Schwäbische Zeitung (Sigmaringen)
Der Journalist und der Bürgermeister
Schriftsteller Felix Huby liest in Sigmaringen aus seinem autobiografischen Roman
SIGMARINGEN - Einen unterhaltsam vergnüglichen und kurzweiligen Donnerstagabend hat der bekannte Schriftsteller und Drehbuchautor Felix Huby seinen zahlreichen Zuhörern im Büchermagazin der Stadtbibliothek beschert. Er las aus seinem Buch „Lehrjahre“.
Christina Thormann, die Leiterin der städtischen Bücherei, überließ es bei ihrer Begrüßung den Gästen, den Autor in eine bestimmte Kategorie einzuordnen, assoziiere doch jeder eine andere literarische Gattung mit Felix Huby. Der Vielschreiber schreibe mit großem Erfolg Krimis, Drehbücher, Theaterstücke, Musicals und Romane, was ihm bereits fünf Preise eingebracht habe. „Der sechste Preis, der Sebastian-Blau-Preis, wird mir morgen überreicht“, unterbrach Huby Christina Thormann, was die Zuhörer beifällig zur Kenntnis nahmen.
Fünf Minuten vor Beginn der Veranstaltung war der Autor schnellen Schrittes durch den Raum geeilt und hatte am Lesetisch Platz genommen. Aus seinem autobiografischen Roman „Lehrjahre“, dem zweiten Band nach „Heimatjahre“, las er mit angenehm klingender Stimme zwei ausgewählte Passagen vor. Seinen Lesefluss gelegentlich unterbrechend bereicherte er den Vortrag zur Freude der Zuhörer mit persönlichen Anmerkungen zur Entstehungsgeschichte des Buches.

Datenauszug =>
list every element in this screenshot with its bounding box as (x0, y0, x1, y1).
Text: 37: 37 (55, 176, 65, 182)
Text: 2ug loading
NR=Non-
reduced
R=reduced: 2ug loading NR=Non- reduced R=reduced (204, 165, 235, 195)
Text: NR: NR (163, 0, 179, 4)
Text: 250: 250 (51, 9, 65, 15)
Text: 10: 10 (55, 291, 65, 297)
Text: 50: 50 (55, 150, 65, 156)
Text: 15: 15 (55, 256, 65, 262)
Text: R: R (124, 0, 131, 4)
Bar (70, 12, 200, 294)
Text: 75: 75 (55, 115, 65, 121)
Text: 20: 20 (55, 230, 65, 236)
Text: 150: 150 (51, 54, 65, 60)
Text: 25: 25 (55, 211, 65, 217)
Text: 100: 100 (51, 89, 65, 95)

Aufgabenstellung =>
(a) Welcher Preis sollte Felix Huby laut dem Artikel über seine Lesung in Sigmaringen am Tag danach überreicht werden?
(b) Schreiben Sie aus dem Artikel über Felix Hubys Lesung den Abschnitt von „Fünf Minuten vor“ bis „Entstehungsgeschichte des Buches.“ wortgetreu ab.

Lösungen =>
(a) Der Sebastian-Blau-Preis.

(b)
Fünf Minuten vor Beginn der Veranstaltung war der Autor schnellen Schrittes durch den Raum geeilt und hatte am Lesetisch Platz genommen. Aus seinem autobiografischen Roman „Lehrjahre“, dem zweiten Band nach „Heimatjahre“, las er mit angenehm klingender Stimme zwei ausgewählte Passagen vor. Seinen Lesefluss gelegentlich unterbrechend bereicherte er den Vortrag zur Freude der Zuhörer mit persönlichen Anmerkungen zur Entstehungsgeschichte des Buches.